# TASK BRIEF
Find each line below that contains the string "caption", matching case, and copy those lines.

# DATA TO PROCESS
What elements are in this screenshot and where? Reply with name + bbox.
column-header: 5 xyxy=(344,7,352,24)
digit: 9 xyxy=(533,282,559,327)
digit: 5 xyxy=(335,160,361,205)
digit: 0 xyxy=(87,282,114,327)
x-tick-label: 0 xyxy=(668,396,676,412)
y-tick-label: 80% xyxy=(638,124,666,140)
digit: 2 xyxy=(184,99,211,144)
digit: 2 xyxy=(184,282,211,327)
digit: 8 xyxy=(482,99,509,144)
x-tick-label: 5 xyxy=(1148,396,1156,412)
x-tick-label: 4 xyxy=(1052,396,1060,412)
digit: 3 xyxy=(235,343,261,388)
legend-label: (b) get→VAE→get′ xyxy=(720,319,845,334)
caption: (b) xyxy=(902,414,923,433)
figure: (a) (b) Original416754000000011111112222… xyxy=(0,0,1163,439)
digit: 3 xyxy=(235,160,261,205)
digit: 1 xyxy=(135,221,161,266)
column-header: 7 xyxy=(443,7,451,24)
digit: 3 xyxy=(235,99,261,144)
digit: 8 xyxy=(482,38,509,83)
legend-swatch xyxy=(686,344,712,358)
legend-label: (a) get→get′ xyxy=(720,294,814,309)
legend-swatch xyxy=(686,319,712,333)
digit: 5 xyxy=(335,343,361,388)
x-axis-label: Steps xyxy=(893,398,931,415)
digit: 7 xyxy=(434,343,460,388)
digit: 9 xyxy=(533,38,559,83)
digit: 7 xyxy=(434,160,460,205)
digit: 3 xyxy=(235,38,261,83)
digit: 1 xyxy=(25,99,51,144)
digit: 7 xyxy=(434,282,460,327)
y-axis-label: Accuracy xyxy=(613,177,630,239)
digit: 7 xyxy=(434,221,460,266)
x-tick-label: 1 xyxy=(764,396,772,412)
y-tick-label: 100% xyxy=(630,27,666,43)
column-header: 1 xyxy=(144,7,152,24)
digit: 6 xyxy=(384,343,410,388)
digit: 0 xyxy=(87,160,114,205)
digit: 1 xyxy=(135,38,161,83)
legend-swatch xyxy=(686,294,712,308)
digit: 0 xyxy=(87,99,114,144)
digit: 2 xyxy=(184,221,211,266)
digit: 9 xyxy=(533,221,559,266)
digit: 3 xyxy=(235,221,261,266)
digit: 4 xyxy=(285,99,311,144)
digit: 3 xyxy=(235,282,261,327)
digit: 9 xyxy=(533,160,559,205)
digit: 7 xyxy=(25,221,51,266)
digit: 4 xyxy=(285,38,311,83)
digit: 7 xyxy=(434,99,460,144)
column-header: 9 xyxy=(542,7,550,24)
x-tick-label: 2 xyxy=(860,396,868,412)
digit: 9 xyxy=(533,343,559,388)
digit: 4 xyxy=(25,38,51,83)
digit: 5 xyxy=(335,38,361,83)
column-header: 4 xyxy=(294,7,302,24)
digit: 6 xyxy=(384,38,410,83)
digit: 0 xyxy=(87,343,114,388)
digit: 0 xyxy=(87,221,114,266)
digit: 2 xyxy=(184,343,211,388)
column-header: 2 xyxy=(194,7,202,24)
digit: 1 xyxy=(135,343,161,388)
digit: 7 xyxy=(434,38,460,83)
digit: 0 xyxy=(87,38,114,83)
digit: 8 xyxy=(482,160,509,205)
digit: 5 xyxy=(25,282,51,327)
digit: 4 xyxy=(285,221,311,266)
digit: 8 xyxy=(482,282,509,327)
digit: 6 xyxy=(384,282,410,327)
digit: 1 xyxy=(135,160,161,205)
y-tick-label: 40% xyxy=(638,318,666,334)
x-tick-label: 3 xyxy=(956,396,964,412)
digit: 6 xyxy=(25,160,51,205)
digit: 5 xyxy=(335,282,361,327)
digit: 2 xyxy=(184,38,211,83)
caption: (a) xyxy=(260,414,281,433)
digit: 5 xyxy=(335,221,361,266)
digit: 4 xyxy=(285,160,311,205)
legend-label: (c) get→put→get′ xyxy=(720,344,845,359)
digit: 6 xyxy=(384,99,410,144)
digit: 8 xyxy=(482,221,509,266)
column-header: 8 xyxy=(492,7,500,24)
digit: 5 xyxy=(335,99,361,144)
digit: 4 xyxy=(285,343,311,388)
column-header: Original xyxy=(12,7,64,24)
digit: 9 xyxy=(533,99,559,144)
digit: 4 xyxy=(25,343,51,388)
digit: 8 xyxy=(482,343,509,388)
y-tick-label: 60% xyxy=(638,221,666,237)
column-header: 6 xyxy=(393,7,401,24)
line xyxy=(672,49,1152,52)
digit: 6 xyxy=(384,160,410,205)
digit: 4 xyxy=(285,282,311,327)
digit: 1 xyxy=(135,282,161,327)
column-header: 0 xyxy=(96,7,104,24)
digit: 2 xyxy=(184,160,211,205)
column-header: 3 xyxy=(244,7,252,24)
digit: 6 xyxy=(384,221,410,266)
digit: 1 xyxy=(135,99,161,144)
...
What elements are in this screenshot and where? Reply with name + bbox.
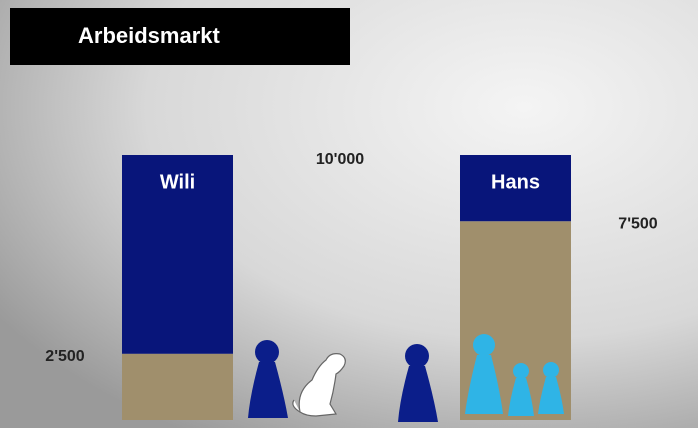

# WRITTEN ANSWER
caption: (b) xyxy=(902,414,923,433)
caption: (a) xyxy=(260,414,281,433)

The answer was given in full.